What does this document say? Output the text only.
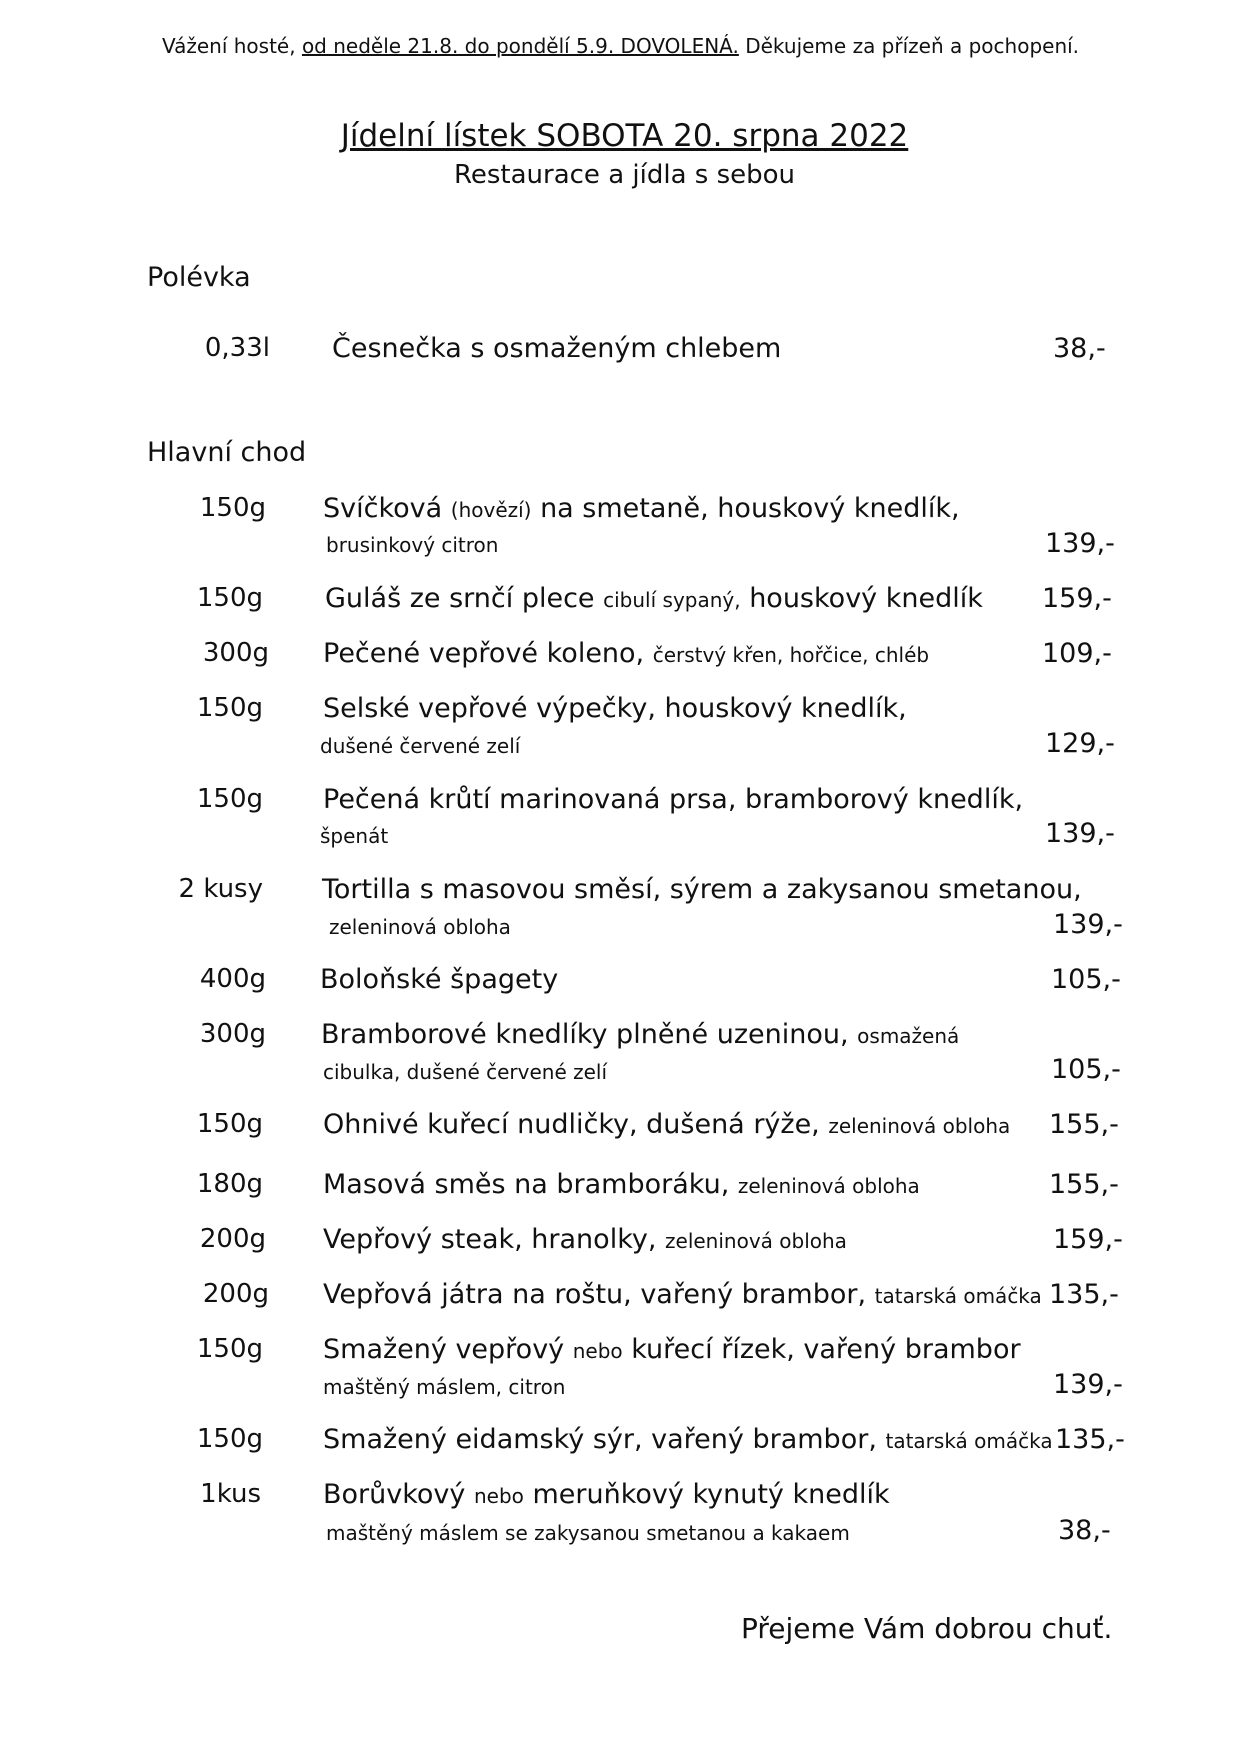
Vážení hosté, od neděle 21.8. do pondělí 5.9. DOVOLENÁ. Děkujeme za přízeň a pochopení.
Jídelní lístek SOBOTA 20. srpna 2022
Restaurace a jídla s sebou
Polévka
0,33l Česnečka s osmaženým chlebem	38,-
Hlavní chod
150g Svíčková (hovězí) na smetaně, houskový knedlík,
brusinkový citron	139,-
150g Guláš ze srnčí plece cibulí sypaný, houskový knedlík 159,-
300g Pečené vepřové koleno, čerstvý křen, hořčice, chléb	109,-
150g Selské vepřové výpečky, houskový knedlík,
dušené červené zelí	129,-
150g Pečená krůtí marinovaná prsa, bramborový knedlík,
špenát	139,-
2 kusy Tortilla s masovou směsí, sýrem a zakysanou smetanou,
zeleninová obloha	139,-
400g Boloňské špagety	105,-
300g Bramborové knedlíky plněné uzeninou, osmažená
cibulka, dušené červené zelí	105,-
150g Ohnivé kuřecí nudličky, dušená rýže, zeleninová obloha 155,-
180g Masová směs na bramboráku, zeleninová obloha	155,-
200g Vepřový steak, hranolky, zeleninová obloha	159,-
200g Vepřová játra na roštu, vařený brambor, tatarská omáčka 135,-
150g Smažený vepřový nebo kuřecí řízek, vařený brambor
maštěný máslem, citron	139,-
150g Smažený eidamský sýr, vařený brambor, tatarská omáčka 135,-
1kus Borůvkový nebo meruňkový kynutý knedlík
maštěný máslem se zakysanou smetanou a kakaem	38,-
Přejeme Vám dobrou chuť.
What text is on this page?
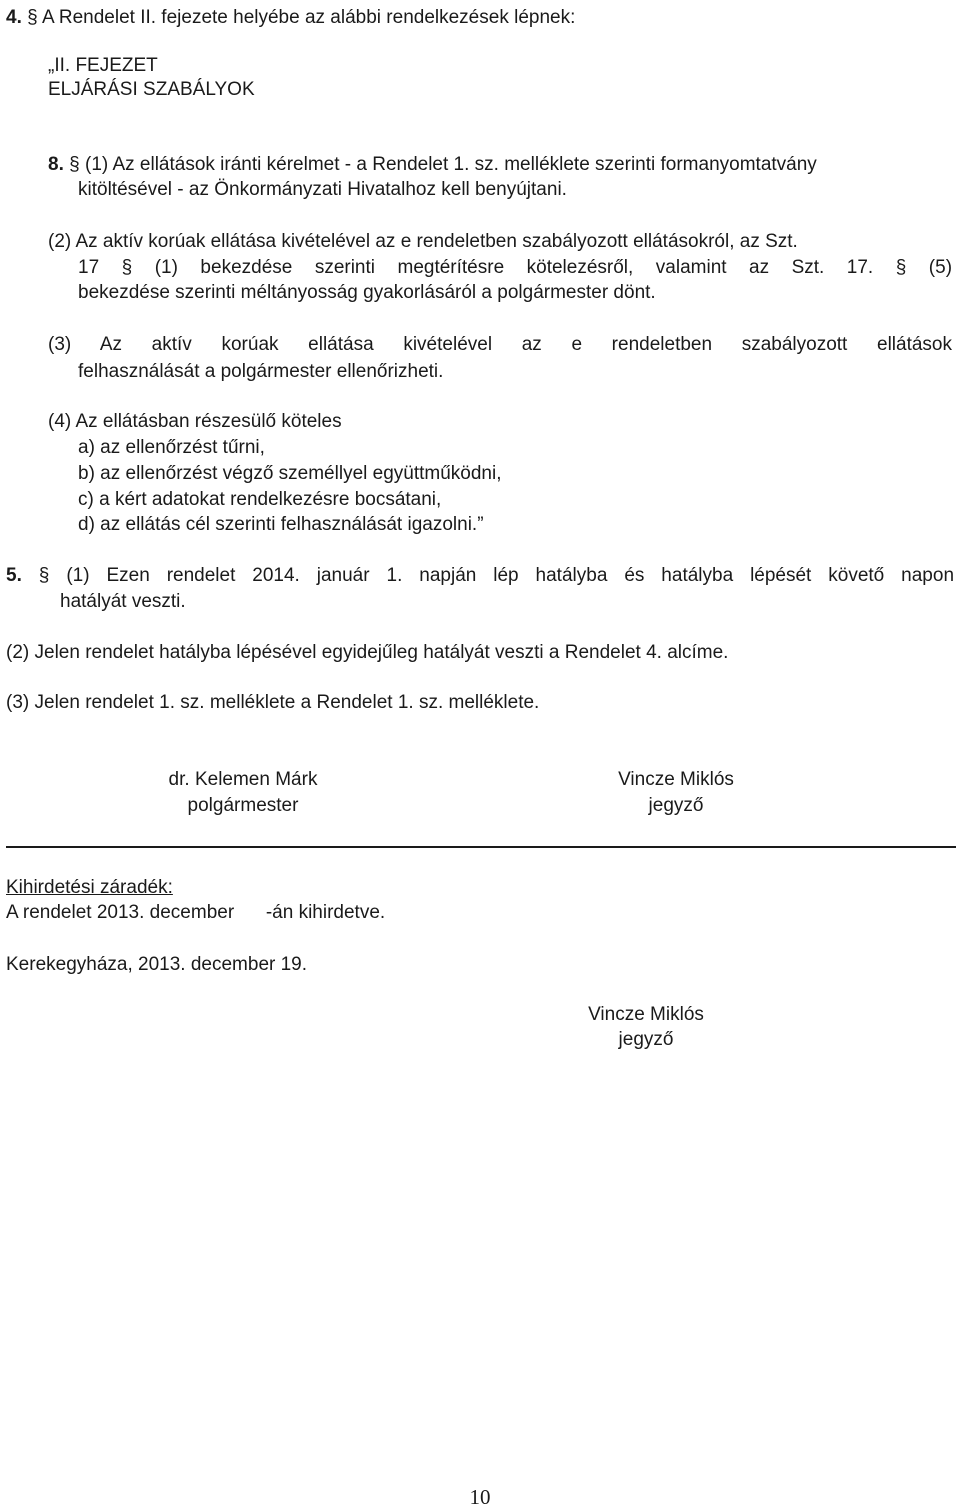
4. § A Rendelet II. fejezete helyébe az alábbi rendelkezések lépnek:
„II. FEJEZET
ELJÁRÁSI SZABÁLYOK
8. § (1) Az ellátások iránti kérelmet - a Rendelet 1. sz. melléklete szerinti formanyomtatvány
kitöltésével - az Önkormányzati Hivatalhoz kell benyújtani.
(2) Az aktív korúak ellátása kivételével az e rendeletben szabályozott ellátásokról, az Szt.
17 § (1) bekezdése szerinti megtérítésre kötelezésről, valamint az Szt. 17. § (5)
bekezdése szerinti méltányosság gyakorlásáról a polgármester dönt.
(3) Az aktív korúak ellátása kivételével az e rendeletben szabályozott ellátások
felhasználását a polgármester ellenőrizheti.
(4) Az ellátásban részesülő köteles
a) az ellenőrzést tűrni,
b) az ellenőrzést végző személlyel együttműködni,
c) a kért adatokat rendelkezésre bocsátani,
d) az ellátás cél szerinti felhasználását igazolni.”
5. § (1) Ezen rendelet 2014. január 1. napján lép hatályba és hatályba lépését követő napon
hatályát veszti.
(2) Jelen rendelet hatályba lépésével egyidejűleg hatályát veszti a Rendelet 4. alcíme.
(3) Jelen rendelet 1. sz. melléklete a Rendelet 1. sz. melléklete.
dr. Kelemen Márk
polgármester
Vincze Miklós
jegyző
Kihirdetési záradék:
A rendelet 2013. december      -án kihirdetve.
Kerekegyháza, 2013. december 19.
Vincze Miklós
jegyző
10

• Task objective
Leave out the pictures and give the rest of the records again exactly.

• Response to this task
What does this document say? Output the text only.
Vážení hosté, od neděle 21.8. do pondělí 5.9. DOVOLENÁ. Děkujeme za přízeň a pochopení.
Jídelní lístek SOBOTA 20. srpna 2022
Restaurace a jídla s sebou
Polévka
0,33l Česnečka s osmaženým chlebem	38,-
Hlavní chod
150g Svíčková (hovězí) na smetaně, houskový knedlík,
brusinkový citron	139,-
150g Guláš ze srnčí plece cibulí sypaný, houskový knedlík 159,-
300g Pečené vepřové koleno, čerstvý křen, hořčice, chléb	109,-
150g Selské vepřové výpečky, houskový knedlík,
dušené červené zelí	129,-
150g Pečená krůtí marinovaná prsa, bramborový knedlík,
špenát	139,-
2 kusy Tortilla s masovou směsí, sýrem a zakysanou smetanou,
zeleninová obloha	139,-
400g Boloňské špagety	105,-
300g Bramborové knedlíky plněné uzeninou, osmažená
cibulka, dušené červené zelí	105,-
150g Ohnivé kuřecí nudličky, dušená rýže, zeleninová obloha 155,-
180g Masová směs na bramboráku, zeleninová obloha	155,-
200g Vepřový steak, hranolky, zeleninová obloha	159,-
200g Vepřová játra na roštu, vařený brambor, tatarská omáčka 135,-
150g Smažený vepřový nebo kuřecí řízek, vařený brambor
maštěný máslem, citron	139,-
150g Smažený eidamský sýr, vařený brambor, tatarská omáčka 135,-
1kus Borůvkový nebo meruňkový kynutý knedlík
maštěný máslem se zakysanou smetanou a kakaem	38,-
Přejeme Vám dobrou chuť.
What text is on this page?
4. § A Rendelet II. fejezete helyébe az alábbi rendelkezések lépnek:
„II. FEJEZET
ELJÁRÁSI SZABÁLYOK
8. § (1) Az ellátások iránti kérelmet - a Rendelet 1. sz. melléklete szerinti formanyomtatvány
kitöltésével - az Önkormányzati Hivatalhoz kell benyújtani.
(2) Az aktív korúak ellátása kivételével az e rendeletben szabályozott ellátásokról, az Szt.
17 § (1) bekezdése szerinti megtérítésre kötelezésről, valamint az Szt. 17. § (5)
bekezdése szerinti méltányosság gyakorlásáról a polgármester dönt.
(3) Az aktív korúak ellátása kivételével az e rendeletben szabályozott ellátások
felhasználását a polgármester ellenőrizheti.
(4) Az ellátásban részesülő köteles
a) az ellenőrzést tűrni,
b) az ellenőrzést végző személlyel együttműködni,
c) a kért adatokat rendelkezésre bocsátani,
d) az ellátás cél szerinti felhasználását igazolni.”
5. § (1) Ezen rendelet 2014. január 1. napján lép hatályba és hatályba lépését követő napon
hatályát veszti.
(2) Jelen rendelet hatályba lépésével egyidejűleg hatályát veszti a Rendelet 4. alcíme.
(3) Jelen rendelet 1. sz. melléklete a Rendelet 1. sz. melléklete.
dr. Kelemen Márk
polgármester
Vincze Miklós
jegyző
Kihirdetési záradék:
A rendelet 2013. december      -án kihirdetve.
Kerekegyháza, 2013. december 19.
Vincze Miklós
jegyző
10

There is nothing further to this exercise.